▶ What to do:
Search the records that follow and extract every line containing the string "Quadrant".

***** Records for the exercise *****

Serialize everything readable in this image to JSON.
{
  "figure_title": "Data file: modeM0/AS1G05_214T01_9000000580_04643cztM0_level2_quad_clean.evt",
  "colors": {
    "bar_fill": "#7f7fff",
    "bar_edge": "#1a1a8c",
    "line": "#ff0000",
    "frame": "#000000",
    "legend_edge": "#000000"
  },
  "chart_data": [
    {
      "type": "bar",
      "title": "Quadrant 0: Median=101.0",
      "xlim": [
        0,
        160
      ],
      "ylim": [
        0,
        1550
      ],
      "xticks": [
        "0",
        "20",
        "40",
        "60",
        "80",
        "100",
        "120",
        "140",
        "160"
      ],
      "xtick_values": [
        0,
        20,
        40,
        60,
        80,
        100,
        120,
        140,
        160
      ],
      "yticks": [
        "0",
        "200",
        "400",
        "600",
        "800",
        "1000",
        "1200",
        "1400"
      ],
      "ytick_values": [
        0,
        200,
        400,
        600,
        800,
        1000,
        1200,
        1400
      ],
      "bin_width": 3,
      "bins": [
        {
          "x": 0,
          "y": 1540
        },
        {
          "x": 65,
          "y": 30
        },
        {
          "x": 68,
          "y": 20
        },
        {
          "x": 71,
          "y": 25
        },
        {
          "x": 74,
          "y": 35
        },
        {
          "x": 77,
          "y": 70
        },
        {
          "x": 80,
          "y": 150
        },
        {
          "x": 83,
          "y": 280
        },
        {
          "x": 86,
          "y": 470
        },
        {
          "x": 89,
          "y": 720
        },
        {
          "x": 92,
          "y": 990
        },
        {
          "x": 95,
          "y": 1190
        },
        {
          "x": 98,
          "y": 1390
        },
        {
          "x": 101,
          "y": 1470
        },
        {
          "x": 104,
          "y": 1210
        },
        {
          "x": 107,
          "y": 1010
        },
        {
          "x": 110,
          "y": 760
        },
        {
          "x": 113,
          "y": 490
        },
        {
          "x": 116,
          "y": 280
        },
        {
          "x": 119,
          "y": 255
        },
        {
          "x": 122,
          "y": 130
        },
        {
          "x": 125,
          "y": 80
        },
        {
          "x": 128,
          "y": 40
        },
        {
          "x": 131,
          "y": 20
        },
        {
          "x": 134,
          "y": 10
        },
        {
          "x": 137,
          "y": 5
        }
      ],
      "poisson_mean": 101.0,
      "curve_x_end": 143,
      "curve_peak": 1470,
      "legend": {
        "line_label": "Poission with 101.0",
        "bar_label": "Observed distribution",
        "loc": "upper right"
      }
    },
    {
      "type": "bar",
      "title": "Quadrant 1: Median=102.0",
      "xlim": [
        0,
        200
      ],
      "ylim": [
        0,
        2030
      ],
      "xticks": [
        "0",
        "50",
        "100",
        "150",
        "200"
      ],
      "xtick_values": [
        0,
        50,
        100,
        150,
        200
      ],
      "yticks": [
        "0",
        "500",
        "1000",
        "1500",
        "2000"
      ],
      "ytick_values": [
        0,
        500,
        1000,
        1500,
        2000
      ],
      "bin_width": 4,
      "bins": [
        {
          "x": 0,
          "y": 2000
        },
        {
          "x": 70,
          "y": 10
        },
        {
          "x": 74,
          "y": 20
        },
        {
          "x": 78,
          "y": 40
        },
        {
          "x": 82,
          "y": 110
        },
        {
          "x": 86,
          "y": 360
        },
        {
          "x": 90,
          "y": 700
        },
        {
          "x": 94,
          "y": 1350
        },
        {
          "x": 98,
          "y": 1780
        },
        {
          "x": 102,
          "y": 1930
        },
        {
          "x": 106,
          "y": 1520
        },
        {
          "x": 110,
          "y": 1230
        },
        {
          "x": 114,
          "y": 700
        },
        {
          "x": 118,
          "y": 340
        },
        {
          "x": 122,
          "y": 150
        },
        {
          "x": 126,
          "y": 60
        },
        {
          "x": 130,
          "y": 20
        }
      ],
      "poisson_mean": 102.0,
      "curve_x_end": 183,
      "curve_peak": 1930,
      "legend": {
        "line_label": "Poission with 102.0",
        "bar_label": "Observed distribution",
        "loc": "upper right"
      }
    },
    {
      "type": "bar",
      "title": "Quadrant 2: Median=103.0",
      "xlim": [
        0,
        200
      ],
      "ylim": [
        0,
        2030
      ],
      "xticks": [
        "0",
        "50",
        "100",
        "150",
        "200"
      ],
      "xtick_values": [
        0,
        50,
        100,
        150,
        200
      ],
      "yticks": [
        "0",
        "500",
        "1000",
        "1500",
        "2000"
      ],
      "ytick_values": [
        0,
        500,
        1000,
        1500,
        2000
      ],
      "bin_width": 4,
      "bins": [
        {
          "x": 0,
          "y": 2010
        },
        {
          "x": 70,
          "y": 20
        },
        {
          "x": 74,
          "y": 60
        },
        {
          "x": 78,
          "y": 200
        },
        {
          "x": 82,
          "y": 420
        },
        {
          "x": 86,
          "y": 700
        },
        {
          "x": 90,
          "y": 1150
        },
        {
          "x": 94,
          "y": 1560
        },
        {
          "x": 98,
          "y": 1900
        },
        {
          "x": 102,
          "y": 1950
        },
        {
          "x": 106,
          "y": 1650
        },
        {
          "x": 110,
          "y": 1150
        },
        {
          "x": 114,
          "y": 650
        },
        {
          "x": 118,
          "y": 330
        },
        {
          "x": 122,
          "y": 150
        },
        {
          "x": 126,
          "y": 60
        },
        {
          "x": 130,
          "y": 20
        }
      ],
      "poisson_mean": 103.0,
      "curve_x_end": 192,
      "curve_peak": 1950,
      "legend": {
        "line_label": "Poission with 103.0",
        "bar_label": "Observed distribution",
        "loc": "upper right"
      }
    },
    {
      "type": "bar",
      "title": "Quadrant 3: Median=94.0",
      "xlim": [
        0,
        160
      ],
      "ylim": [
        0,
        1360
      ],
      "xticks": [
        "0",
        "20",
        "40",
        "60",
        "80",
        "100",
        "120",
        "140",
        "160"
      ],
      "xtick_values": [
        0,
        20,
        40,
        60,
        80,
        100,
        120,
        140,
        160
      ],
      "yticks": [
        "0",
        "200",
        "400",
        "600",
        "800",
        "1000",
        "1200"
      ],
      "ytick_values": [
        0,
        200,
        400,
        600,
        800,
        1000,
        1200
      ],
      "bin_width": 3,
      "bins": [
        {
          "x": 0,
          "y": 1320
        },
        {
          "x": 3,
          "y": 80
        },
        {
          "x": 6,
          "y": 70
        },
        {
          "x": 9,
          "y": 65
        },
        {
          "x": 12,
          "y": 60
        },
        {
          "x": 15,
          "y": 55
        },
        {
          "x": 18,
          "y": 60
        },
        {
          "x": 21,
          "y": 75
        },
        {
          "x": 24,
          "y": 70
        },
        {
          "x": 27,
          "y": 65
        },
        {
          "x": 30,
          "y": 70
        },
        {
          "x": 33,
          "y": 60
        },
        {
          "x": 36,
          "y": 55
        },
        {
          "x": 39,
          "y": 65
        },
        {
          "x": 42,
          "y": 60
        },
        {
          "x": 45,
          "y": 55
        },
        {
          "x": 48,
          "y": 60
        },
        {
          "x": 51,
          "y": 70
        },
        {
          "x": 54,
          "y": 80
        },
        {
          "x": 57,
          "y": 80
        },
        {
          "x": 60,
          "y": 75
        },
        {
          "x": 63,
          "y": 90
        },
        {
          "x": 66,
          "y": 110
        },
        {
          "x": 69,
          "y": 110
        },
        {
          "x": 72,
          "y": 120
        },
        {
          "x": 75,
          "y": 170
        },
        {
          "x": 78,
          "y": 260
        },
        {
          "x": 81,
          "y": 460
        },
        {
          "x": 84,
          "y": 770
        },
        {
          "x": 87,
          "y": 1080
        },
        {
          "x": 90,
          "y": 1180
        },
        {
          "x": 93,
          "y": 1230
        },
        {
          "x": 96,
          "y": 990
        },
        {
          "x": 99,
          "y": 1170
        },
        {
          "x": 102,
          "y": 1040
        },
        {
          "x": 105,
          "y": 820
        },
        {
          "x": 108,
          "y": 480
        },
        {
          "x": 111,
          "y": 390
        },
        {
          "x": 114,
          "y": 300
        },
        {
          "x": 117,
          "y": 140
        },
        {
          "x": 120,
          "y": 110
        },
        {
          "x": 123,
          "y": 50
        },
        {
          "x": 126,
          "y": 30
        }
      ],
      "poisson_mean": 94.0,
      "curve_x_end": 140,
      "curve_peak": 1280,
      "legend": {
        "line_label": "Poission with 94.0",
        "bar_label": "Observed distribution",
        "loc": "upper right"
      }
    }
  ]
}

*****

▶ Expected answer:
      "title": "Quadrant 0: Median=101.0",
      "title": "Quadrant 1: Median=102.0",
      "title": "Quadrant 2: Median=103.0",
      "title": "Quadrant 3: Median=94.0",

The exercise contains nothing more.